((

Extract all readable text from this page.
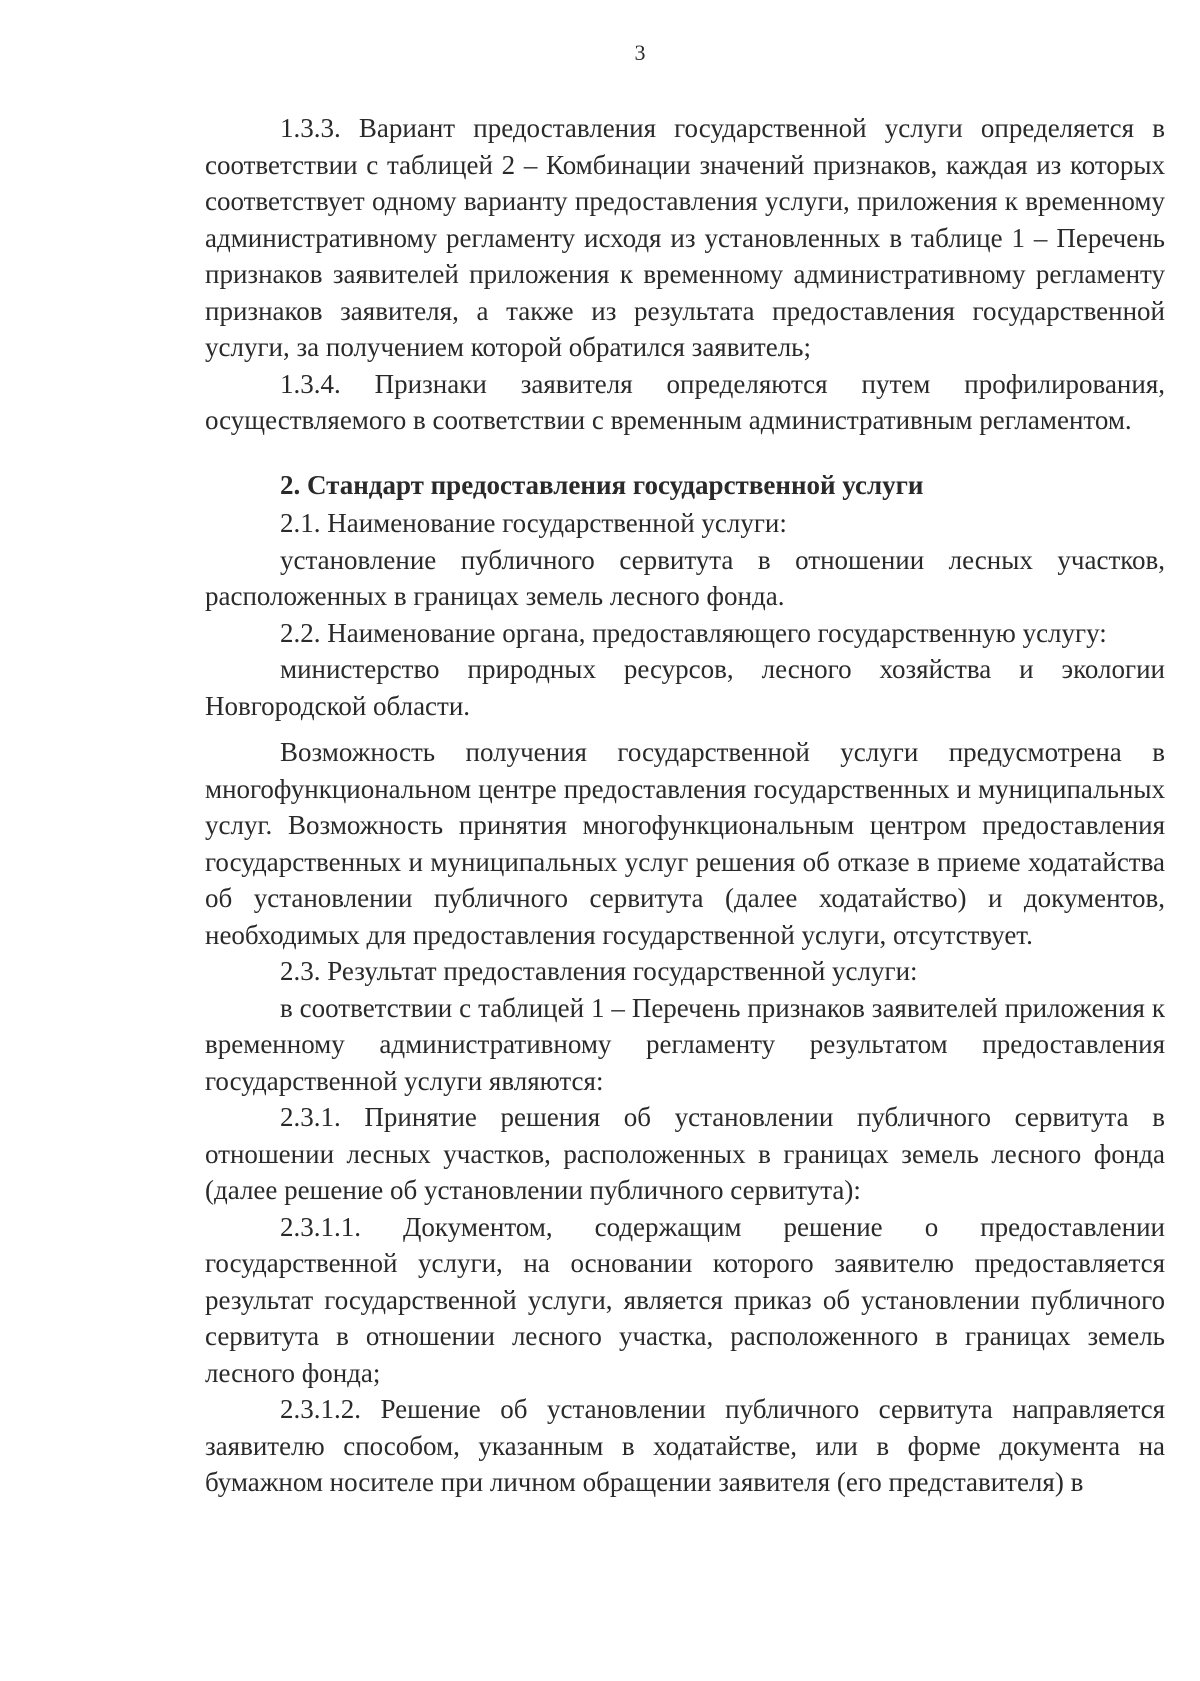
3

1.3.3. Вариант предоставления государственной услуги определяется в соответствии с таблицей 2 – Комбинации значений признаков, каждая из которых соответствует одному варианту предоставления услуги, приложения к временному административному регламенту исходя из установленных в таблице 1 – Перечень признаков заявителей приложения к временному административному регламенту признаков заявителя, а также из результата предоставления государственной услуги, за получением которой обратился заявитель;

1.3.4. Признаки заявителя определяются путем профилирования, осуществляемого в соответствии с временным административным регламентом.

2. Стандарт предоставления государственной услуги

2.1. Наименование государственной услуги:

установление публичного сервитута в отношении лесных участков, расположенных в границах земель лесного фонда.

2.2. Наименование органа, предоставляющего государственную услугу:

министерство природных ресурсов, лесного хозяйства и экологии Новгородской области.

Возможность получения государственной услуги предусмотрена в многофункциональном центре предоставления государственных и муниципальных услуг. Возможность принятия многофункциональным центром предоставления государственных и муниципальных услуг решения об отказе в приеме ходатайства об установлении публичного сервитута (далее ходатайство) и документов, необходимых для предоставления государственной услуги, отсутствует.

2.3. Результат предоставления государственной услуги:

в соответствии с таблицей 1 – Перечень признаков заявителей приложения к временному административному регламенту результатом предоставления государственной услуги являются:

2.3.1. Принятие решения об установлении публичного сервитута в отношении лесных участков, расположенных в границах земель лесного фонда (далее решение об установлении публичного сервитута):

2.3.1.1. Документом, содержащим решение о предоставлении государственной услуги, на основании которого заявителю предоставляется результат государственной услуги, является приказ об установлении публичного сервитута в отношении лесного участка, расположенного в границах земель лесного фонда;

2.3.1.2. Решение об установлении публичного сервитута направляется заявителю способом, указанным в ходатайстве, или в форме документа на бумажном носителе при личном обращении заявителя (его представителя) в
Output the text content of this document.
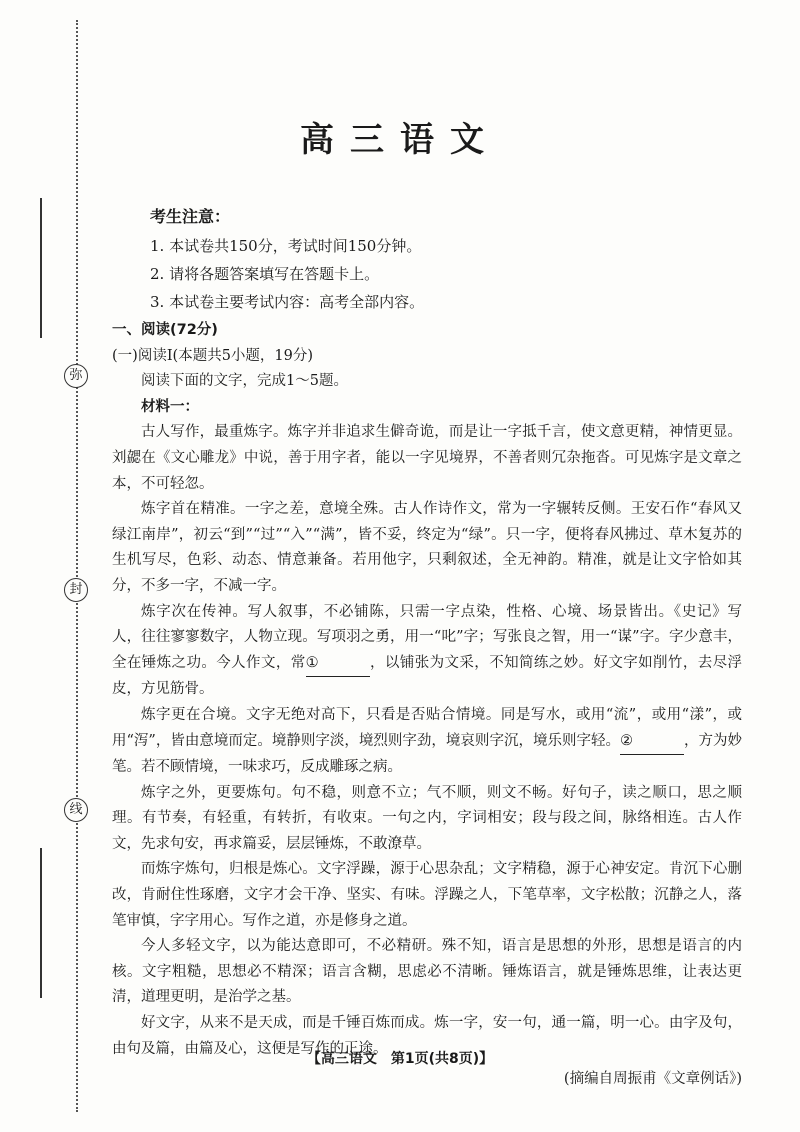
弥
封
线
高三语文
考生注意：
1. 本试卷共150分，考试时间150分钟。
2. 请将各题答案填写在答题卡上。
3. 本试卷主要考试内容：高考全部内容。
一、阅读(72分)
(一)阅读Ⅰ(本题共5小题，19分)
阅读下面的文字，完成1～5题。
材料一：

古人写作，最重炼字。炼字并非追求生僻奇诡，而是让一字抵千言，使文意更精，神情更显。刘勰在《文心雕龙》中说，善于用字者，能以一字见境界，不善者则冗杂拖沓。可见炼字是文章之本，不可轻忽。

炼字首在精准。一字之差，意境全殊。古人作诗作文，常为一字辗转反侧。王安石作“春风又绿江南岸”，初云“到”“过”“入”“满”，皆不妥，终定为“绿”。只一字，便将春风拂过、草木复苏的生机写尽，色彩、动态、情意兼备。若用他字，只剩叙述，全无神韵。精准，就是让文字恰如其分，不多一字，不减一字。

炼字次在传神。写人叙事，不必铺陈，只需一字点染，性格、心境、场景皆出。《史记》写人，往往寥寥数字，人物立现。写项羽之勇，用一“叱”字；写张良之智，用一“谋”字。字少意丰，全在锤炼之功。今人作文，常①	，以铺张为文采，不知简练之妙。好文字如削竹，去尽浮皮，方见筋骨。

炼字更在合境。文字无绝对高下，只看是否贴合情境。同是写水，或用“流”，或用“漾”，或用“泻”，皆由意境而定。境静则字淡，境烈则字劲，境哀则字沉，境乐则字轻。②	，方为妙笔。若不顾情境，一味求巧，反成雕琢之病。

炼字之外，更要炼句。句不稳，则意不立；气不顺，则文不畅。好句子，读之顺口，思之顺理。有节奏，有轻重，有转折，有收束。一句之内，字词相安；段与段之间，脉络相连。古人作文，先求句安，再求篇妥，层层锤炼，不敢潦草。

而炼字炼句，归根是炼心。文字浮躁，源于心思杂乱；文字精稳，源于心神安定。肯沉下心删改，肯耐住性琢磨，文字才会干净、坚实、有味。浮躁之人，下笔草率，文字松散；沉静之人，落笔审慎，字字用心。写作之道，亦是修身之道。

今人多轻文字，以为能达意即可，不必精研。殊不知，语言是思想的外形，思想是语言的内核。文字粗糙，思想必不精深；语言含糊，思虑必不清晰。锤炼语言，就是锤炼思维，让表达更清，道理更明，是治学之基。

好文字，从来不是天成，而是千锤百炼而成。炼一字，安一句，通一篇，明一心。由字及句，由句及篇，由篇及心，这便是写作的正途。

(摘编自周振甫《文章例话》)
【高三语文　第1页(共8页)】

))

Reply with only the number of lines in the material above where the string "text" appears.

◆ Exercise response ◆
2